= Tasks to complete =
1/ Rewrite the paragraph that begins "Yet the government is pressing forward" from the article on call centers more briefly, keeping its main facts.
2/ In the article on call centers, where is the scheme that Gershon flagged up as a good example of public sector efficiency?
3/ From the article on call centers, pull out everything from "If you have" down to "to make savings.", copying it word for word.

= Text extract =
- - - -
Ring for service

If you have ever dialled a number with a simple query, only to be
offered a range of irrelevant options by a recorded voice, you will
know how deeply frustrating a call centre can be.

Yet the government is pressing forward with the introduction of
call centres in the public sector in the name of efficiency. Its
spending review last month talked about “more convenient access to
services through more use of electronic delivery or innovative
delivery outlets such as one-stop shops”, while the accompanying
Gershon efficiency review mentioned increased automation of call
centres to make savings.

So call centres seem set to be the ‘next big thing’ for a variety
of council services. But while that might be fine for council tax
enquiries, isn’t social work something that needs to be done face
to face?

Not everyone thinks so. Call centres are already revolutionising
the way some social services departments handle enquiries and
incoming calls. Gershon himself flagged up an innovative scheme in
Liverpool as a good example of public sector efficiency. And
Westminster has also taken the call centre message to heart.
- - - -
= Dataset section =

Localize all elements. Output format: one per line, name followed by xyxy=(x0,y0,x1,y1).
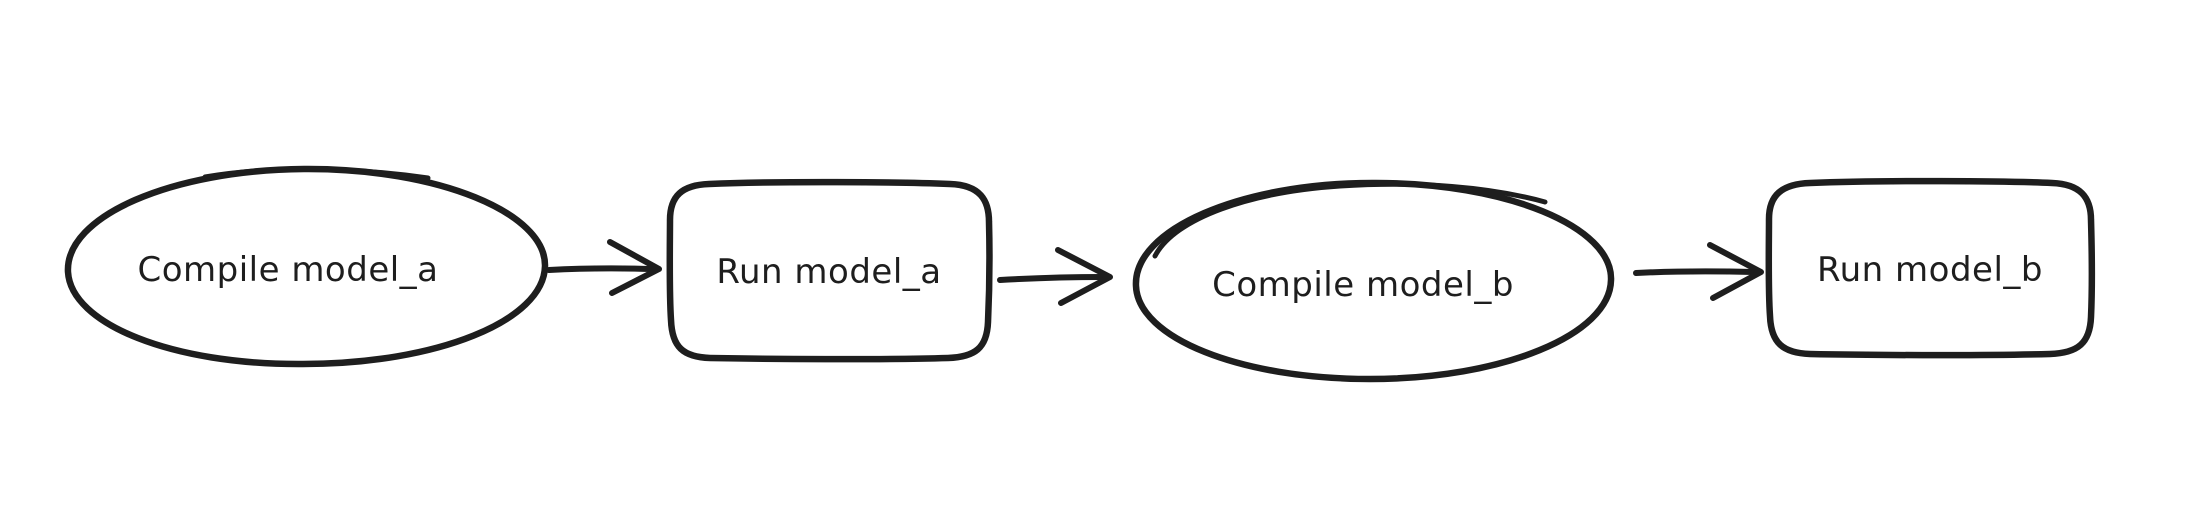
- - - -
= Outputs =
1/ In the name of efficiency, the government is pushing ahead with call centers in the public sector. Last month's spending review called for more convenient access to services through electronic delivery or outlets such as one-stop shops. The accompanying Gershon efficiency review pointed to more automation of call centers as a source of savings.

2/ Liverpool.

3/
If you have ever dialled a number with a simple query, only to be
offered a range of irrelevant options by a recorded voice, you will
know how deeply frustrating a call centre can be.

Yet the government is pressing forward with the introduction of
call centres in the public sector in the name of efficiency. Its
spending review last month talked about “more convenient access to
services through more use of electronic delivery or innovative
delivery outlets such as one-stop shops”, while the accompanying
Gershon efficiency review mentioned increased automation of call
centres to make savings.